* _Exercise data_
◆ ◆ ◆ ◆
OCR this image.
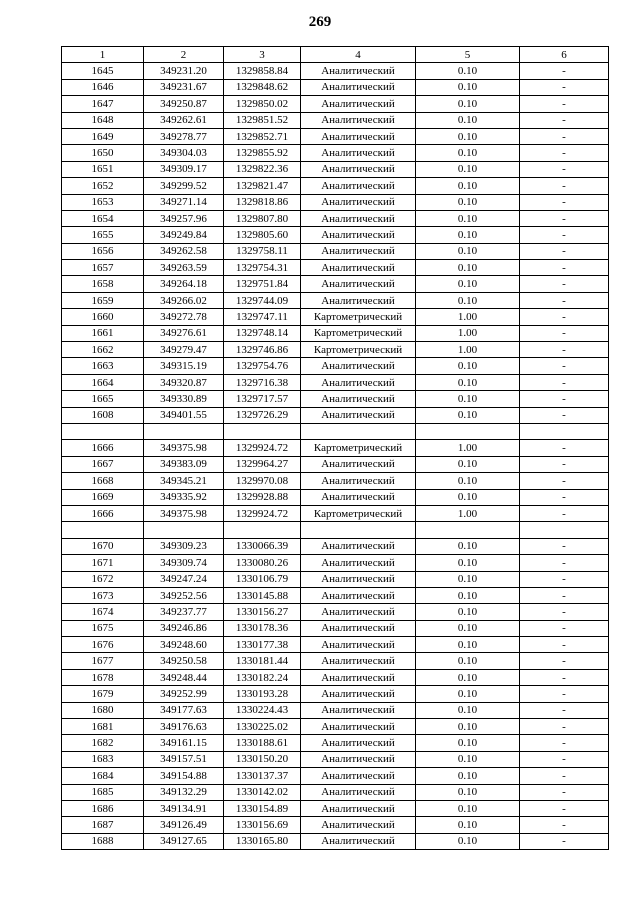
269
1	2	3	4	5	6
1645	349231.20	1329858.84	Аналитический	0.10	-
1646	349231.67	1329848.62	Аналитический	0.10	-
1647	349250.87	1329850.02	Аналитический	0.10	-
1648	349262.61	1329851.52	Аналитический	0.10	-
1649	349278.77	1329852.71	Аналитический	0.10	-
1650	349304.03	1329855.92	Аналитический	0.10	-
1651	349309.17	1329822.36	Аналитический	0.10	-
1652	349299.52	1329821.47	Аналитический	0.10	-
1653	349271.14	1329818.86	Аналитический	0.10	-
1654	349257.96	1329807.80	Аналитический	0.10	-
1655	349249.84	1329805.60	Аналитический	0.10	-
1656	349262.58	1329758.11	Аналитический	0.10	-
1657	349263.59	1329754.31	Аналитический	0.10	-
1658	349264.18	1329751.84	Аналитический	0.10	-
1659	349266.02	1329744.09	Аналитический	0.10	-
1660	349272.78	1329747.11	Картометрический	1.00	-
1661	349276.61	1329748.14	Картометрический	1.00	-
1662	349279.47	1329746.86	Картометрический	1.00	-
1663	349315.19	1329754.76	Аналитический	0.10	-
1664	349320.87	1329716.38	Аналитический	0.10	-
1665	349330.89	1329717.57	Аналитический	0.10	-
1608	349401.55	1329726.29	Аналитический	0.10	-

1666	349375.98	1329924.72	Картометрический	1.00	-
1667	349383.09	1329964.27	Аналитический	0.10	-
1668	349345.21	1329970.08	Аналитический	0.10	-
1669	349335.92	1329928.88	Аналитический	0.10	-
1666	349375.98	1329924.72	Картометрический	1.00	-

1670	349309.23	1330066.39	Аналитический	0.10	-
1671	349309.74	1330080.26	Аналитический	0.10	-
1672	349247.24	1330106.79	Аналитический	0.10	-
1673	349252.56	1330145.88	Аналитический	0.10	-
1674	349237.77	1330156.27	Аналитический	0.10	-
1675	349246.86	1330178.36	Аналитический	0.10	-
1676	349248.60	1330177.38	Аналитический	0.10	-
1677	349250.58	1330181.44	Аналитический	0.10	-
1678	349248.44	1330182.24	Аналитический	0.10	-
1679	349252.99	1330193.28	Аналитический	0.10	-
1680	349177.63	1330224.43	Аналитический	0.10	-
1681	349176.63	1330225.02	Аналитический	0.10	-
1682	349161.15	1330188.61	Аналитический	0.10	-
1683	349157.51	1330150.20	Аналитический	0.10	-
1684	349154.88	1330137.37	Аналитический	0.10	-
1685	349132.29	1330142.02	Аналитический	0.10	-
1686	349134.91	1330154.89	Аналитический	0.10	-
1687	349126.49	1330156.69	Аналитический	0.10	-
1688	349127.65	1330165.80	Аналитический	0.10	-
◆ ◆ ◆ ◆
Reproduce the material word for word. Any pictures should be left out of the copy.

OCR this image.
269
1	2	3	4	5	6
1645	349231.20	1329858.84	Аналитический	0.10	-
1646	349231.67	1329848.62	Аналитический	0.10	-
1647	349250.87	1329850.02	Аналитический	0.10	-
1648	349262.61	1329851.52	Аналитический	0.10	-
1649	349278.77	1329852.71	Аналитический	0.10	-
1650	349304.03	1329855.92	Аналитический	0.10	-
1651	349309.17	1329822.36	Аналитический	0.10	-
1652	349299.52	1329821.47	Аналитический	0.10	-
1653	349271.14	1329818.86	Аналитический	0.10	-
1654	349257.96	1329807.80	Аналитический	0.10	-
1655	349249.84	1329805.60	Аналитический	0.10	-
1656	349262.58	1329758.11	Аналитический	0.10	-
1657	349263.59	1329754.31	Аналитический	0.10	-
1658	349264.18	1329751.84	Аналитический	0.10	-
1659	349266.02	1329744.09	Аналитический	0.10	-
1660	349272.78	1329747.11	Картометрический	1.00	-
1661	349276.61	1329748.14	Картометрический	1.00	-
1662	349279.47	1329746.86	Картометрический	1.00	-
1663	349315.19	1329754.76	Аналитический	0.10	-
1664	349320.87	1329716.38	Аналитический	0.10	-
1665	349330.89	1329717.57	Аналитический	0.10	-
1608	349401.55	1329726.29	Аналитический	0.10	-

1666	349375.98	1329924.72	Картометрический	1.00	-
1667	349383.09	1329964.27	Аналитический	0.10	-
1668	349345.21	1329970.08	Аналитический	0.10	-
1669	349335.92	1329928.88	Аналитический	0.10	-
1666	349375.98	1329924.72	Картометрический	1.00	-

1670	349309.23	1330066.39	Аналитический	0.10	-
1671	349309.74	1330080.26	Аналитический	0.10	-
1672	349247.24	1330106.79	Аналитический	0.10	-
1673	349252.56	1330145.88	Аналитический	0.10	-
1674	349237.77	1330156.27	Аналитический	0.10	-
1675	349246.86	1330178.36	Аналитический	0.10	-
1676	349248.60	1330177.38	Аналитический	0.10	-
1677	349250.58	1330181.44	Аналитический	0.10	-
1678	349248.44	1330182.24	Аналитический	0.10	-
1679	349252.99	1330193.28	Аналитический	0.10	-
1680	349177.63	1330224.43	Аналитический	0.10	-
1681	349176.63	1330225.02	Аналитический	0.10	-
1682	349161.15	1330188.61	Аналитический	0.10	-
1683	349157.51	1330150.20	Аналитический	0.10	-
1684	349154.88	1330137.37	Аналитический	0.10	-
1685	349132.29	1330142.02	Аналитический	0.10	-
1686	349134.91	1330154.89	Аналитический	0.10	-
1687	349126.49	1330156.69	Аналитический	0.10	-
1688	349127.65	1330165.80	Аналитический	0.10	-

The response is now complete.